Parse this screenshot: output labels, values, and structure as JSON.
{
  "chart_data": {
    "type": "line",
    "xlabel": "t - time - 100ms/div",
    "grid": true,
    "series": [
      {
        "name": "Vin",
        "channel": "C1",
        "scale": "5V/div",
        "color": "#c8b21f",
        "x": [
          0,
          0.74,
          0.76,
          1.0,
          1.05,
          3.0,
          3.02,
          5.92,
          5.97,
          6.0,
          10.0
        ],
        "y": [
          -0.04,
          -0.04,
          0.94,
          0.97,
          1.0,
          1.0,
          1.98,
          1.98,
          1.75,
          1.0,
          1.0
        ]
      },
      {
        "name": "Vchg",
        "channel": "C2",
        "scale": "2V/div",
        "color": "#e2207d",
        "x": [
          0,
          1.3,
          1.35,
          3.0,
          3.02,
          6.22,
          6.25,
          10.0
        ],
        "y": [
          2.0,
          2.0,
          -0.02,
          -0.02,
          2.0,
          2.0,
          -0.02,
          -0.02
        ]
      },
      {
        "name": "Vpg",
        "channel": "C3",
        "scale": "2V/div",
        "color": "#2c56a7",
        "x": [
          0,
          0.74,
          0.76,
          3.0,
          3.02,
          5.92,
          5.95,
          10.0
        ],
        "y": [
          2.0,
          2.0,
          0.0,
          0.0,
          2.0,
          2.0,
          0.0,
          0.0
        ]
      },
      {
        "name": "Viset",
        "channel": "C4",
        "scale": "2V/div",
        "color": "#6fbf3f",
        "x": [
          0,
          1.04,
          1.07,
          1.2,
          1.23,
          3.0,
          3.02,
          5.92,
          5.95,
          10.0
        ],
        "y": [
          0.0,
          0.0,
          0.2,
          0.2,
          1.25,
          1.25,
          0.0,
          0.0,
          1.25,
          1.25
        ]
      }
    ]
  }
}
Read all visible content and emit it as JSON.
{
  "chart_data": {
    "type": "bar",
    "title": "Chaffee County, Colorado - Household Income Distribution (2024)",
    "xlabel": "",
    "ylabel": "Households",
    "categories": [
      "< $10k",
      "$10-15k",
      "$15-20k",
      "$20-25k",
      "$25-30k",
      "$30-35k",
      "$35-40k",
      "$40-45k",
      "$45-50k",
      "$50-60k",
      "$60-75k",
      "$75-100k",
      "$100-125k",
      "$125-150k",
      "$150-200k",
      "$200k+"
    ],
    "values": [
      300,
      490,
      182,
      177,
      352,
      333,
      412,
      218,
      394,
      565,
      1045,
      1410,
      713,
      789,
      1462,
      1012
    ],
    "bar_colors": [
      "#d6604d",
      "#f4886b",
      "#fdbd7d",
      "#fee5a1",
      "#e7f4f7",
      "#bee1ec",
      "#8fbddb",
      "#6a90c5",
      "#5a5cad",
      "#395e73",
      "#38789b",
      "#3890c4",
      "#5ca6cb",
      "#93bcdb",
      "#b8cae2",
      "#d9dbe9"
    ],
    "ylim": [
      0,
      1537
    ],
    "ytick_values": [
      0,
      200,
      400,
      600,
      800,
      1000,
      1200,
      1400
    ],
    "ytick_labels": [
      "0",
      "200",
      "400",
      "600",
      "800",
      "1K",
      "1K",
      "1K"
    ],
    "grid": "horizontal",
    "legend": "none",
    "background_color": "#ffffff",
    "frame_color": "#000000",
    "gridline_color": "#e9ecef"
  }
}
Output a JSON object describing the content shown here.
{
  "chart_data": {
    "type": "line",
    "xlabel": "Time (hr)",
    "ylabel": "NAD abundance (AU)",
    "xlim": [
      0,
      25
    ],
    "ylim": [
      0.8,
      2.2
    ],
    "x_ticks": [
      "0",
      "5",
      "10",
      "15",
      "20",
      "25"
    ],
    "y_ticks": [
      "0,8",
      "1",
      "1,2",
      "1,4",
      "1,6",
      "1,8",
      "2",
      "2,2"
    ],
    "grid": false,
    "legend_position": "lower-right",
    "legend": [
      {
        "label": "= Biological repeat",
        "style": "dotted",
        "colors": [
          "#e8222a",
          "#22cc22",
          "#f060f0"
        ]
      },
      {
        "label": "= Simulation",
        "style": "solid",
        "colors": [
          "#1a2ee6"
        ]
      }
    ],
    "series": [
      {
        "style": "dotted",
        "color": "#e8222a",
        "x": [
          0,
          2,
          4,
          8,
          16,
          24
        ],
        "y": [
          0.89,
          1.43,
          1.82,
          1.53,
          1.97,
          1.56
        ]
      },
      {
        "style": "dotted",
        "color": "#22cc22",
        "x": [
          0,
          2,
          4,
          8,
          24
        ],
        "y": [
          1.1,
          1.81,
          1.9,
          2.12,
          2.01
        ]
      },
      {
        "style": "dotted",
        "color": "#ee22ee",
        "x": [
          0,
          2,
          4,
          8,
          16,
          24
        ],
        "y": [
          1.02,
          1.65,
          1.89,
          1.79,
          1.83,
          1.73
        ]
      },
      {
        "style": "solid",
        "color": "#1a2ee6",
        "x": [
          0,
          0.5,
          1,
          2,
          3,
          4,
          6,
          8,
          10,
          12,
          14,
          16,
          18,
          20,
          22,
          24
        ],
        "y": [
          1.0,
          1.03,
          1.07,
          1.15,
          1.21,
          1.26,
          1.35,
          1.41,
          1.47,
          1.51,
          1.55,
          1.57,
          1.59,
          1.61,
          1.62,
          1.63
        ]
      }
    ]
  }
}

_ _ _

▶ SHORT TASK:
Extract the complete data, matching each line exactly.

▶ RIGHT ANSWER:
Parse this screenshot: output labels, values, and structure as JSON.
{
  "chart_data": {
    "type": "line",
    "xlabel": "t - time - 100ms/div",
    "grid": true,
    "series": [
      {
        "name": "Vin",
        "channel": "C1",
        "scale": "5V/div",
        "color": "#c8b21f",
        "x": [
          0,
          0.74,
          0.76,
          1.0,
          1.05,
          3.0,
          3.02,
          5.92,
          5.97,
          6.0,
          10.0
        ],
        "y": [
          -0.04,
          -0.04,
          0.94,
          0.97,
          1.0,
          1.0,
          1.98,
          1.98,
          1.75,
          1.0,
          1.0
        ]
      },
      {
        "name": "Vchg",
        "channel": "C2",
        "scale": "2V/div",
        "color": "#e2207d",
        "x": [
          0,
          1.3,
          1.35,
          3.0,
          3.02,
          6.22,
          6.25,
          10.0
        ],
        "y": [
          2.0,
          2.0,
          -0.02,
          -0.02,
          2.0,
          2.0,
          -0.02,
          -0.02
        ]
      },
      {
        "name": "Vpg",
        "channel": "C3",
        "scale": "2V/div",
        "color": "#2c56a7",
        "x": [
          0,
          0.74,
          0.76,
          3.0,
          3.02,
          5.92,
          5.95,
          10.0
        ],
        "y": [
          2.0,
          2.0,
          0.0,
          0.0,
          2.0,
          2.0,
          0.0,
          0.0
        ]
      },
      {
        "name": "Viset",
        "channel": "C4",
        "scale": "2V/div",
        "color": "#6fbf3f",
        "x": [
          0,
          1.04,
          1.07,
          1.2,
          1.23,
          3.0,
          3.02,
          5.92,
          5.95,
          10.0
        ],
        "y": [
          0.0,
          0.0,
          0.2,
          0.2,
          1.25,
          1.25,
          0.0,
          0.0,
          1.25,
          1.25
        ]
      }
    ]
  }
}
Read all visible content and emit it as JSON.
{
  "chart_data": {
    "type": "bar",
    "title": "Chaffee County, Colorado - Household Income Distribution (2024)",
    "xlabel": "",
    "ylabel": "Households",
    "categories": [
      "< $10k",
      "$10-15k",
      "$15-20k",
      "$20-25k",
      "$25-30k",
      "$30-35k",
      "$35-40k",
      "$40-45k",
      "$45-50k",
      "$50-60k",
      "$60-75k",
      "$75-100k",
      "$100-125k",
      "$125-150k",
      "$150-200k",
      "$200k+"
    ],
    "values": [
      300,
      490,
      182,
      177,
      352,
      333,
      412,
      218,
      394,
      565,
      1045,
      1410,
      713,
      789,
      1462,
      1012
    ],
    "bar_colors": [
      "#d6604d",
      "#f4886b",
      "#fdbd7d",
      "#fee5a1",
      "#e7f4f7",
      "#bee1ec",
      "#8fbddb",
      "#6a90c5",
      "#5a5cad",
      "#395e73",
      "#38789b",
      "#3890c4",
      "#5ca6cb",
      "#93bcdb",
      "#b8cae2",
      "#d9dbe9"
    ],
    "ylim": [
      0,
      1537
    ],
    "ytick_values": [
      0,
      200,
      400,
      600,
      800,
      1000,
      1200,
      1400
    ],
    "ytick_labels": [
      "0",
      "200",
      "400",
      "600",
      "800",
      "1K",
      "1K",
      "1K"
    ],
    "grid": "horizontal",
    "legend": "none",
    "background_color": "#ffffff",
    "frame_color": "#000000",
    "gridline_color": "#e9ecef"
  }
}
Output a JSON object describing the content shown here.
{
  "chart_data": {
    "type": "line",
    "xlabel": "Time (hr)",
    "ylabel": "NAD abundance (AU)",
    "xlim": [
      0,
      25
    ],
    "ylim": [
      0.8,
      2.2
    ],
    "x_ticks": [
      "0",
      "5",
      "10",
      "15",
      "20",
      "25"
    ],
    "y_ticks": [
      "0,8",
      "1",
      "1,2",
      "1,4",
      "1,6",
      "1,8",
      "2",
      "2,2"
    ],
    "grid": false,
    "legend_position": "lower-right",
    "legend": [
      {
        "label": "= Biological repeat",
        "style": "dotted",
        "colors": [
          "#e8222a",
          "#22cc22",
          "#f060f0"
        ]
      },
      {
        "label": "= Simulation",
        "style": "solid",
        "colors": [
          "#1a2ee6"
        ]
      }
    ],
    "series": [
      {
        "style": "dotted",
        "color": "#e8222a",
        "x": [
          0,
          2,
          4,
          8,
          16,
          24
        ],
        "y": [
          0.89,
          1.43,
          1.82,
          1.53,
          1.97,
          1.56
        ]
      },
      {
        "style": "dotted",
        "color": "#22cc22",
        "x": [
          0,
          2,
          4,
          8,
          24
        ],
        "y": [
          1.1,
          1.81,
          1.9,
          2.12,
          2.01
        ]
      },
      {
        "style": "dotted",
        "color": "#ee22ee",
        "x": [
          0,
          2,
          4,
          8,
          16,
          24
        ],
        "y": [
          1.02,
          1.65,
          1.89,
          1.79,
          1.83,
          1.73
        ]
      },
      {
        "style": "solid",
        "color": "#1a2ee6",
        "x": [
          0,
          0.5,
          1,
          2,
          3,
          4,
          6,
          8,
          10,
          12,
          14,
          16,
          18,
          20,
          22,
          24
        ],
        "y": [
          1.0,
          1.03,
          1.07,
          1.15,
          1.21,
          1.26,
          1.35,
          1.41,
          1.47,
          1.51,
          1.55,
          1.57,
          1.59,
          1.61,
          1.62,
          1.63
        ]
      }
    ]
  }
}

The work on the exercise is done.